__WHAT IS REQUIRED__
Reproduce all of the material word for word.

__LISTING__
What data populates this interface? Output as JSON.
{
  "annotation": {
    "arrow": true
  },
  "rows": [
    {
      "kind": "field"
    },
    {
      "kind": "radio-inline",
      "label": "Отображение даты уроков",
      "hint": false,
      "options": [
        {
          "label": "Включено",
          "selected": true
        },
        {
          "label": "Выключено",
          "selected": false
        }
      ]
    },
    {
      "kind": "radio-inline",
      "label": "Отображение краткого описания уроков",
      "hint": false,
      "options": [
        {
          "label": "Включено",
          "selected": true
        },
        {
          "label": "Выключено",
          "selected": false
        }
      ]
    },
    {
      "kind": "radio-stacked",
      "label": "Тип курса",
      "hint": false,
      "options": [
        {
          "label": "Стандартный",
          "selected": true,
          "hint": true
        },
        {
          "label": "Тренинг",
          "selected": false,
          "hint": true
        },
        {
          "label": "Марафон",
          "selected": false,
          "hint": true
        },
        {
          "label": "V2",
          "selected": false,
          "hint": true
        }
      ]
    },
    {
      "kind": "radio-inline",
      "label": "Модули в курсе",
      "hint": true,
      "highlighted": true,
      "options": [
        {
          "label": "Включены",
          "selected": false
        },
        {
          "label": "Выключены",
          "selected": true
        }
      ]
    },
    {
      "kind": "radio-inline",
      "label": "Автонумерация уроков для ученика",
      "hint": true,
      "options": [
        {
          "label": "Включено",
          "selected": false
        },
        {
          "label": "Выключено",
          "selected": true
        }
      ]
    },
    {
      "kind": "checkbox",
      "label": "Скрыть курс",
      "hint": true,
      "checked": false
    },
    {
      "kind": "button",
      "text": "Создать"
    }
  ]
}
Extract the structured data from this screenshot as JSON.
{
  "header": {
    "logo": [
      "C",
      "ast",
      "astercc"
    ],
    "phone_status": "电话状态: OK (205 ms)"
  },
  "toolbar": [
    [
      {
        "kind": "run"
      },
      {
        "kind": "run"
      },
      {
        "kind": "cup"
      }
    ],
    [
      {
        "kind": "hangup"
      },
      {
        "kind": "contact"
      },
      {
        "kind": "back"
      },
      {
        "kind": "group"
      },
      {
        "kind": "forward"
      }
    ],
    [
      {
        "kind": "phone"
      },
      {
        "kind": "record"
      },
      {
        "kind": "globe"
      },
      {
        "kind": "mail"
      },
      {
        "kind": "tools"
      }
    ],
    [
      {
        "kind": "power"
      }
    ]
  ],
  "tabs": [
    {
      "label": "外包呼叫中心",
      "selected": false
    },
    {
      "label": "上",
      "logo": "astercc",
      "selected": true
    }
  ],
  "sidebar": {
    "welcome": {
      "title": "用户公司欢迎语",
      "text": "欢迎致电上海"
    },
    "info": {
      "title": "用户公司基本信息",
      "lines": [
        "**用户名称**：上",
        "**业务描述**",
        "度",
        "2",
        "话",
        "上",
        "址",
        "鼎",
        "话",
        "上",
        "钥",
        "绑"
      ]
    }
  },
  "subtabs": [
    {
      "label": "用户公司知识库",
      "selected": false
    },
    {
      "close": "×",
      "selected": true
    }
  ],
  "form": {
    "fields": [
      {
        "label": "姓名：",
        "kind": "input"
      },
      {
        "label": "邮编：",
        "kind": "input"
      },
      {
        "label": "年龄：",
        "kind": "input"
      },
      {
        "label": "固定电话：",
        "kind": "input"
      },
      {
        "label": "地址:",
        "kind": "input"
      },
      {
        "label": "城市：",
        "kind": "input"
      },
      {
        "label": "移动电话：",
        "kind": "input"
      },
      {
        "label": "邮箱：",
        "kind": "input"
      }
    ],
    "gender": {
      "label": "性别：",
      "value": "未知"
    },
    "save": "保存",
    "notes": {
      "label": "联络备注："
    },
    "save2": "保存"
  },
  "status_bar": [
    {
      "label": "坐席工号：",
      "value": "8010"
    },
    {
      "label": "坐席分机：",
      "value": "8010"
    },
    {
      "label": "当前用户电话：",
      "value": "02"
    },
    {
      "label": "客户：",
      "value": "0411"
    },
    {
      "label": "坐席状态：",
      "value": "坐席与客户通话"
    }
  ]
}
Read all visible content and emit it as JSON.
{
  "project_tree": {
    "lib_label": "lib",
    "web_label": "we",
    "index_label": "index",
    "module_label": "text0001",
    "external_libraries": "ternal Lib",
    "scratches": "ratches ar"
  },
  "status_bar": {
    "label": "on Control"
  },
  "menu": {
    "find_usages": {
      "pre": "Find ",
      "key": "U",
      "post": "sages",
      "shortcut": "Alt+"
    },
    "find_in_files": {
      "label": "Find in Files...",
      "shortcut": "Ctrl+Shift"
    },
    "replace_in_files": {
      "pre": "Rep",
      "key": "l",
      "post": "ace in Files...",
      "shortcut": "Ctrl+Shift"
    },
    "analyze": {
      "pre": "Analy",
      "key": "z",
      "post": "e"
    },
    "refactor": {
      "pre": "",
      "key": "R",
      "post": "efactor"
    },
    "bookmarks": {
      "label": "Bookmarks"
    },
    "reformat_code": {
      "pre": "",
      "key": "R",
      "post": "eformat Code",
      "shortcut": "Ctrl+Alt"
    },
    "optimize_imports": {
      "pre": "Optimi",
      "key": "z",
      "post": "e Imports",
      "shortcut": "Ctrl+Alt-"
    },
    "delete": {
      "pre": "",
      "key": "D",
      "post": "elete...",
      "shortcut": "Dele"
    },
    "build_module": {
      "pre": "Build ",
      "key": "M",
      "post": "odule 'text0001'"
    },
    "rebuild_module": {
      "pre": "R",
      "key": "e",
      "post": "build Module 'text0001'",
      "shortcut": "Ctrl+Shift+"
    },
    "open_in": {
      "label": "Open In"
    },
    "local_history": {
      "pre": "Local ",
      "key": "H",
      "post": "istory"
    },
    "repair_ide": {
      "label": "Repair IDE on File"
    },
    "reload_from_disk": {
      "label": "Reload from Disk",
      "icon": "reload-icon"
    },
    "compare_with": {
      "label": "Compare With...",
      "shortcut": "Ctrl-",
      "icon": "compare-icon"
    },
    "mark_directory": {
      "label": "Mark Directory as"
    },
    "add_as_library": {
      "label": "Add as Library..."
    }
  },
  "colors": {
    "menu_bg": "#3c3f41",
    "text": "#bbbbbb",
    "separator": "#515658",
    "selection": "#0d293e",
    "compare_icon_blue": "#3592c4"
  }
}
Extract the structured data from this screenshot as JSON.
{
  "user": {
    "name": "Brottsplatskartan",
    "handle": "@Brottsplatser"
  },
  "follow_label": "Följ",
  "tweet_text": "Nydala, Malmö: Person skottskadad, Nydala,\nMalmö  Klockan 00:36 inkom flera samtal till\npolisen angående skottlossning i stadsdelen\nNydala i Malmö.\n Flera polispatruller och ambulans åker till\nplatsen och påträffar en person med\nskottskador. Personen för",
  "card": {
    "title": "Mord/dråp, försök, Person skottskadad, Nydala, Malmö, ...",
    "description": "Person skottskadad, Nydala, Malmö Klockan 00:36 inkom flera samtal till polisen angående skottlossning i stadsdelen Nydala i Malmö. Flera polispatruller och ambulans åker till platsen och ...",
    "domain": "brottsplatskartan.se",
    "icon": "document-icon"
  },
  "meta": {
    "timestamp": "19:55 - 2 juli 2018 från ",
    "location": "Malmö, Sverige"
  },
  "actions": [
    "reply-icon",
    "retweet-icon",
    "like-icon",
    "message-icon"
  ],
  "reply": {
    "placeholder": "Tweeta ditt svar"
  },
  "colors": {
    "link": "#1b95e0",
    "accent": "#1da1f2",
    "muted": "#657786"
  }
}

__PROBLEM SOLUTION__
What data populates this interface? Output as JSON.
{
  "annotation": {
    "arrow": true
  },
  "rows": [
    {
      "kind": "field"
    },
    {
      "kind": "radio-inline",
      "label": "Отображение даты уроков",
      "hint": false,
      "options": [
        {
          "label": "Включено",
          "selected": true
        },
        {
          "label": "Выключено",
          "selected": false
        }
      ]
    },
    {
      "kind": "radio-inline",
      "label": "Отображение краткого описания уроков",
      "hint": false,
      "options": [
        {
          "label": "Включено",
          "selected": true
        },
        {
          "label": "Выключено",
          "selected": false
        }
      ]
    },
    {
      "kind": "radio-stacked",
      "label": "Тип курса",
      "hint": false,
      "options": [
        {
          "label": "Стандартный",
          "selected": true,
          "hint": true
        },
        {
          "label": "Тренинг",
          "selected": false,
          "hint": true
        },
        {
          "label": "Марафон",
          "selected": false,
          "hint": true
        },
        {
          "label": "V2",
          "selected": false,
          "hint": true
        }
      ]
    },
    {
      "kind": "radio-inline",
      "label": "Модули в курсе",
      "hint": true,
      "highlighted": true,
      "options": [
        {
          "label": "Включены",
          "selected": false
        },
        {
          "label": "Выключены",
          "selected": true
        }
      ]
    },
    {
      "kind": "radio-inline",
      "label": "Автонумерация уроков для ученика",
      "hint": true,
      "options": [
        {
          "label": "Включено",
          "selected": false
        },
        {
          "label": "Выключено",
          "selected": true
        }
      ]
    },
    {
      "kind": "checkbox",
      "label": "Скрыть курс",
      "hint": true,
      "checked": false
    },
    {
      "kind": "button",
      "text": "Создать"
    }
  ]
}
Extract the structured data from this screenshot as JSON.
{
  "header": {
    "logo": [
      "C",
      "ast",
      "astercc"
    ],
    "phone_status": "电话状态: OK (205 ms)"
  },
  "toolbar": [
    [
      {
        "kind": "run"
      },
      {
        "kind": "run"
      },
      {
        "kind": "cup"
      }
    ],
    [
      {
        "kind": "hangup"
      },
      {
        "kind": "contact"
      },
      {
        "kind": "back"
      },
      {
        "kind": "group"
      },
      {
        "kind": "forward"
      }
    ],
    [
      {
        "kind": "phone"
      },
      {
        "kind": "record"
      },
      {
        "kind": "globe"
      },
      {
        "kind": "mail"
      },
      {
        "kind": "tools"
      }
    ],
    [
      {
        "kind": "power"
      }
    ]
  ],
  "tabs": [
    {
      "label": "外包呼叫中心",
      "selected": false
    },
    {
      "label": "上",
      "logo": "astercc",
      "selected": true
    }
  ],
  "sidebar": {
    "welcome": {
      "title": "用户公司欢迎语",
      "text": "欢迎致电上海"
    },
    "info": {
      "title": "用户公司基本信息",
      "lines": [
        "**用户名称**：上",
        "**业务描述**",
        "度",
        "2",
        "话",
        "上",
        "址",
        "鼎",
        "话",
        "上",
        "钥",
        "绑"
      ]
    }
  },
  "subtabs": [
    {
      "label": "用户公司知识库",
      "selected": false
    },
    {
      "close": "×",
      "selected": true
    }
  ],
  "form": {
    "fields": [
      {
        "label": "姓名：",
        "kind": "input"
      },
      {
        "label": "邮编：",
        "kind": "input"
      },
      {
        "label": "年龄：",
        "kind": "input"
      },
      {
        "label": "固定电话：",
        "kind": "input"
      },
      {
        "label": "地址:",
        "kind": "input"
      },
      {
        "label": "城市：",
        "kind": "input"
      },
      {
        "label": "移动电话：",
        "kind": "input"
      },
      {
        "label": "邮箱：",
        "kind": "input"
      }
    ],
    "gender": {
      "label": "性别：",
      "value": "未知"
    },
    "save": "保存",
    "notes": {
      "label": "联络备注："
    },
    "save2": "保存"
  },
  "status_bar": [
    {
      "label": "坐席工号：",
      "value": "8010"
    },
    {
      "label": "坐席分机：",
      "value": "8010"
    },
    {
      "label": "当前用户电话：",
      "value": "02"
    },
    {
      "label": "客户：",
      "value": "0411"
    },
    {
      "label": "坐席状态：",
      "value": "坐席与客户通话"
    }
  ]
}
Read all visible content and emit it as JSON.
{
  "project_tree": {
    "lib_label": "lib",
    "web_label": "we",
    "index_label": "index",
    "module_label": "text0001",
    "external_libraries": "ternal Lib",
    "scratches": "ratches ar"
  },
  "status_bar": {
    "label": "on Control"
  },
  "menu": {
    "find_usages": {
      "pre": "Find ",
      "key": "U",
      "post": "sages",
      "shortcut": "Alt+"
    },
    "find_in_files": {
      "label": "Find in Files...",
      "shortcut": "Ctrl+Shift"
    },
    "replace_in_files": {
      "pre": "Rep",
      "key": "l",
      "post": "ace in Files...",
      "shortcut": "Ctrl+Shift"
    },
    "analyze": {
      "pre": "Analy",
      "key": "z",
      "post": "e"
    },
    "refactor": {
      "pre": "",
      "key": "R",
      "post": "efactor"
    },
    "bookmarks": {
      "label": "Bookmarks"
    },
    "reformat_code": {
      "pre": "",
      "key": "R",
      "post": "eformat Code",
      "shortcut": "Ctrl+Alt"
    },
    "optimize_imports": {
      "pre": "Optimi",
      "key": "z",
      "post": "e Imports",
      "shortcut": "Ctrl+Alt-"
    },
    "delete": {
      "pre": "",
      "key": "D",
      "post": "elete...",
      "shortcut": "Dele"
    },
    "build_module": {
      "pre": "Build ",
      "key": "M",
      "post": "odule 'text0001'"
    },
    "rebuild_module": {
      "pre": "R",
      "key": "e",
      "post": "build Module 'text0001'",
      "shortcut": "Ctrl+Shift+"
    },
    "open_in": {
      "label": "Open In"
    },
    "local_history": {
      "pre": "Local ",
      "key": "H",
      "post": "istory"
    },
    "repair_ide": {
      "label": "Repair IDE on File"
    },
    "reload_from_disk": {
      "label": "Reload from Disk",
      "icon": "reload-icon"
    },
    "compare_with": {
      "label": "Compare With...",
      "shortcut": "Ctrl-",
      "icon": "compare-icon"
    },
    "mark_directory": {
      "label": "Mark Directory as"
    },
    "add_as_library": {
      "label": "Add as Library..."
    }
  },
  "colors": {
    "menu_bg": "#3c3f41",
    "text": "#bbbbbb",
    "separator": "#515658",
    "selection": "#0d293e",
    "compare_icon_blue": "#3592c4"
  }
}
Extract the structured data from this screenshot as JSON.
{
  "user": {
    "name": "Brottsplatskartan",
    "handle": "@Brottsplatser"
  },
  "follow_label": "Följ",
  "tweet_text": "Nydala, Malmö: Person skottskadad, Nydala,\nMalmö  Klockan 00:36 inkom flera samtal till\npolisen angående skottlossning i stadsdelen\nNydala i Malmö.\n Flera polispatruller och ambulans åker till\nplatsen och påträffar en person med\nskottskador. Personen för",
  "card": {
    "title": "Mord/dråp, försök, Person skottskadad, Nydala, Malmö, ...",
    "description": "Person skottskadad, Nydala, Malmö Klockan 00:36 inkom flera samtal till polisen angående skottlossning i stadsdelen Nydala i Malmö. Flera polispatruller och ambulans åker till platsen och ...",
    "domain": "brottsplatskartan.se",
    "icon": "document-icon"
  },
  "meta": {
    "timestamp": "19:55 - 2 juli 2018 från ",
    "location": "Malmö, Sverige"
  },
  "actions": [
    "reply-icon",
    "retweet-icon",
    "like-icon",
    "message-icon"
  ],
  "reply": {
    "placeholder": "Tweeta ditt svar"
  },
  "colors": {
    "link": "#1b95e0",
    "accent": "#1da1f2",
    "muted": "#657786"
  }
}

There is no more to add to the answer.